• [WHAT IS ASKED]
Every line of the material that follows must be printed again exactly.

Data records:
## begin

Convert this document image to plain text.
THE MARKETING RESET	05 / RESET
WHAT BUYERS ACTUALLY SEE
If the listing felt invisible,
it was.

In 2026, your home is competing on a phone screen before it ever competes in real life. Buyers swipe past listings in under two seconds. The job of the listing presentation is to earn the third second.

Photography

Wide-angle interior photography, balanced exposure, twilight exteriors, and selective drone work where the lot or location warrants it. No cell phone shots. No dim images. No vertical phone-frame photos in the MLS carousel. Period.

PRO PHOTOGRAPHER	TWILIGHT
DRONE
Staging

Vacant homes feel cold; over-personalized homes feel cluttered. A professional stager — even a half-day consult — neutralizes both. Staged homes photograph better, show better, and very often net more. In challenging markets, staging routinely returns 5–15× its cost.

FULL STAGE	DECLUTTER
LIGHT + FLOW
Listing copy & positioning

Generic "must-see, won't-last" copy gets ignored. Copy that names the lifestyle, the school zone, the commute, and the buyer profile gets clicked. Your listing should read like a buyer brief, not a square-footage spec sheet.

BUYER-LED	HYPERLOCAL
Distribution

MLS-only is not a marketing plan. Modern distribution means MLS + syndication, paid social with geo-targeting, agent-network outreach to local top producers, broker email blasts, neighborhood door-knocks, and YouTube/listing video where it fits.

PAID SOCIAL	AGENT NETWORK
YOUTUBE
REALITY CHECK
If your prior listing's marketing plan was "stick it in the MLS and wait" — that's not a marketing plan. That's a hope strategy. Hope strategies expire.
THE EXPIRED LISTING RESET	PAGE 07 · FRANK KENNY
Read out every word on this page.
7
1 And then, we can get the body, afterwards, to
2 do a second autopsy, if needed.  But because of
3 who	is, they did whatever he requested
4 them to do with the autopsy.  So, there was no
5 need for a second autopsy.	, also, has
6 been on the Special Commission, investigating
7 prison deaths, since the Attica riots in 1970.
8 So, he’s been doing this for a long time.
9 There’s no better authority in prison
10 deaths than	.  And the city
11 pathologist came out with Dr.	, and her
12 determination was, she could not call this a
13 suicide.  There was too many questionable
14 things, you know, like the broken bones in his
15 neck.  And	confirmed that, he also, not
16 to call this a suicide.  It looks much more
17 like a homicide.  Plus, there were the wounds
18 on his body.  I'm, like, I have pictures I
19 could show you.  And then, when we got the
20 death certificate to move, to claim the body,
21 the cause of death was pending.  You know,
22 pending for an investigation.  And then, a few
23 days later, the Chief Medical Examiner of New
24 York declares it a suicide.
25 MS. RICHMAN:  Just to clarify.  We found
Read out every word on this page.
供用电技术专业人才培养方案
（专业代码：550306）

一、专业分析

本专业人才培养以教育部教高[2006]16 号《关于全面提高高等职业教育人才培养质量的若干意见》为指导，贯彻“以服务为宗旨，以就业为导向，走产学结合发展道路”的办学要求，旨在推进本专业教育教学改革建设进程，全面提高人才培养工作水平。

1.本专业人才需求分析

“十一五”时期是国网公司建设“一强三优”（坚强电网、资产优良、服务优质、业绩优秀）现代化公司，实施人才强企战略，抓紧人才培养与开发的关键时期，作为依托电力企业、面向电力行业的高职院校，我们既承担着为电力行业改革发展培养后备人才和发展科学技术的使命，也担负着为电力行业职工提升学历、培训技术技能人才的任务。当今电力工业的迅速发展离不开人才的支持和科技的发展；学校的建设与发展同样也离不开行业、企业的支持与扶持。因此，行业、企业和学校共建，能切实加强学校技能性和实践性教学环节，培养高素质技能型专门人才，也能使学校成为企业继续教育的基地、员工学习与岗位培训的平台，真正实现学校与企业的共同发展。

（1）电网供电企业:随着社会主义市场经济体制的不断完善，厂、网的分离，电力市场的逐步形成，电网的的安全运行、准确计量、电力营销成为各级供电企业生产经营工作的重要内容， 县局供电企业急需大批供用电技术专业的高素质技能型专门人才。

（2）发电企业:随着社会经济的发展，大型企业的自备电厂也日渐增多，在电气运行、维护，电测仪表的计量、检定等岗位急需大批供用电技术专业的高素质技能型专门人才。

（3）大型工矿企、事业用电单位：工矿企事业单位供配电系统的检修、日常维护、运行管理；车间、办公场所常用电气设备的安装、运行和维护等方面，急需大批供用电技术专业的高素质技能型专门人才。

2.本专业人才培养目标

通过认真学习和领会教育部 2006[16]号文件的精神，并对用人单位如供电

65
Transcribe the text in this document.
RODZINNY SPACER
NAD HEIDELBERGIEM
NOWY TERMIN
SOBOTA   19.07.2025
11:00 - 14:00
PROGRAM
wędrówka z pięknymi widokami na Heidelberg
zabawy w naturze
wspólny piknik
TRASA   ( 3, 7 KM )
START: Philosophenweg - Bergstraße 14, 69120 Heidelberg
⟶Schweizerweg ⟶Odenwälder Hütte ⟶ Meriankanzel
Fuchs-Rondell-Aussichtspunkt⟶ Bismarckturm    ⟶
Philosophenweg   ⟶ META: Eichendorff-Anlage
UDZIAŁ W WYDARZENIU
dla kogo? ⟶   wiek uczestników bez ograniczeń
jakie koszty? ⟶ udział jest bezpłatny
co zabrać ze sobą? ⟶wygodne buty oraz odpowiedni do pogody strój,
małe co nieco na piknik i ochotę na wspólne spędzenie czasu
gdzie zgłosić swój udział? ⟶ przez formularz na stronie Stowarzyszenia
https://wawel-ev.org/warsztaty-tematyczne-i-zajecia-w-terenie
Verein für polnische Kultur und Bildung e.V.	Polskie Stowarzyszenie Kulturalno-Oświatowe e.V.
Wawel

## end

• [RESULT OF THE EXERCISE]
Convert this document image to plain text.
THE MARKETING RESET	05 / RESET
WHAT BUYERS ACTUALLY SEE
If the listing felt invisible,
it was.

In 2026, your home is competing on a phone screen before it ever competes in real life. Buyers swipe past listings in under two seconds. The job of the listing presentation is to earn the third second.

Photography

Wide-angle interior photography, balanced exposure, twilight exteriors, and selective drone work where the lot or location warrants it. No cell phone shots. No dim images. No vertical phone-frame photos in the MLS carousel. Period.

PRO PHOTOGRAPHER	TWILIGHT
DRONE
Staging

Vacant homes feel cold; over-personalized homes feel cluttered. A professional stager — even a half-day consult — neutralizes both. Staged homes photograph better, show better, and very often net more. In challenging markets, staging routinely returns 5–15× its cost.

FULL STAGE	DECLUTTER
LIGHT + FLOW
Listing copy & positioning

Generic "must-see, won't-last" copy gets ignored. Copy that names the lifestyle, the school zone, the commute, and the buyer profile gets clicked. Your listing should read like a buyer brief, not a square-footage spec sheet.

BUYER-LED	HYPERLOCAL
Distribution

MLS-only is not a marketing plan. Modern distribution means MLS + syndication, paid social with geo-targeting, agent-network outreach to local top producers, broker email blasts, neighborhood door-knocks, and YouTube/listing video where it fits.

PAID SOCIAL	AGENT NETWORK
YOUTUBE
REALITY CHECK
If your prior listing's marketing plan was "stick it in the MLS and wait" — that's not a marketing plan. That's a hope strategy. Hope strategies expire.
THE EXPIRED LISTING RESET	PAGE 07 · FRANK KENNY
Read out every word on this page.
7
1 And then, we can get the body, afterwards, to
2 do a second autopsy, if needed.  But because of
3 who	is, they did whatever he requested
4 them to do with the autopsy.  So, there was no
5 need for a second autopsy.	, also, has
6 been on the Special Commission, investigating
7 prison deaths, since the Attica riots in 1970.
8 So, he’s been doing this for a long time.
9 There’s no better authority in prison
10 deaths than	.  And the city
11 pathologist came out with Dr.	, and her
12 determination was, she could not call this a
13 suicide.  There was too many questionable
14 things, you know, like the broken bones in his
15 neck.  And	confirmed that, he also, not
16 to call this a suicide.  It looks much more
17 like a homicide.  Plus, there were the wounds
18 on his body.  I'm, like, I have pictures I
19 could show you.  And then, when we got the
20 death certificate to move, to claim the body,
21 the cause of death was pending.  You know,
22 pending for an investigation.  And then, a few
23 days later, the Chief Medical Examiner of New
24 York declares it a suicide.
25 MS. RICHMAN:  Just to clarify.  We found
Read out every word on this page.
供用电技术专业人才培养方案
（专业代码：550306）

一、专业分析

本专业人才培养以教育部教高[2006]16 号《关于全面提高高等职业教育人才培养质量的若干意见》为指导，贯彻“以服务为宗旨，以就业为导向，走产学结合发展道路”的办学要求，旨在推进本专业教育教学改革建设进程，全面提高人才培养工作水平。

1.本专业人才需求分析

“十一五”时期是国网公司建设“一强三优”（坚强电网、资产优良、服务优质、业绩优秀）现代化公司，实施人才强企战略，抓紧人才培养与开发的关键时期，作为依托电力企业、面向电力行业的高职院校，我们既承担着为电力行业改革发展培养后备人才和发展科学技术的使命，也担负着为电力行业职工提升学历、培训技术技能人才的任务。当今电力工业的迅速发展离不开人才的支持和科技的发展；学校的建设与发展同样也离不开行业、企业的支持与扶持。因此，行业、企业和学校共建，能切实加强学校技能性和实践性教学环节，培养高素质技能型专门人才，也能使学校成为企业继续教育的基地、员工学习与岗位培训的平台，真正实现学校与企业的共同发展。

（1）电网供电企业:随着社会主义市场经济体制的不断完善，厂、网的分离，电力市场的逐步形成，电网的的安全运行、准确计量、电力营销成为各级供电企业生产经营工作的重要内容， 县局供电企业急需大批供用电技术专业的高素质技能型专门人才。

（2）发电企业:随着社会经济的发展，大型企业的自备电厂也日渐增多，在电气运行、维护，电测仪表的计量、检定等岗位急需大批供用电技术专业的高素质技能型专门人才。

（3）大型工矿企、事业用电单位：工矿企事业单位供配电系统的检修、日常维护、运行管理；车间、办公场所常用电气设备的安装、运行和维护等方面，急需大批供用电技术专业的高素质技能型专门人才。

2.本专业人才培养目标

通过认真学习和领会教育部 2006[16]号文件的精神，并对用人单位如供电

65
Transcribe the text in this document.
RODZINNY SPACER
NAD HEIDELBERGIEM
NOWY TERMIN
SOBOTA   19.07.2025
11:00 - 14:00
PROGRAM
wędrówka z pięknymi widokami na Heidelberg
zabawy w naturze
wspólny piknik
TRASA   ( 3, 7 KM )
START: Philosophenweg - Bergstraße 14, 69120 Heidelberg
⟶Schweizerweg ⟶Odenwälder Hütte ⟶ Meriankanzel
Fuchs-Rondell-Aussichtspunkt⟶ Bismarckturm    ⟶
Philosophenweg   ⟶ META: Eichendorff-Anlage
UDZIAŁ W WYDARZENIU
dla kogo? ⟶   wiek uczestników bez ograniczeń
jakie koszty? ⟶ udział jest bezpłatny
co zabrać ze sobą? ⟶wygodne buty oraz odpowiedni do pogody strój,
małe co nieco na piknik i ochotę na wspólne spędzenie czasu
gdzie zgłosić swój udział? ⟶ przez formularz na stronie Stowarzyszenia
https://wawel-ev.org/warsztaty-tematyczne-i-zajecia-w-terenie
Verein für polnische Kultur und Bildung e.V.	Polskie Stowarzyszenie Kulturalno-Oświatowe e.V.
Wawel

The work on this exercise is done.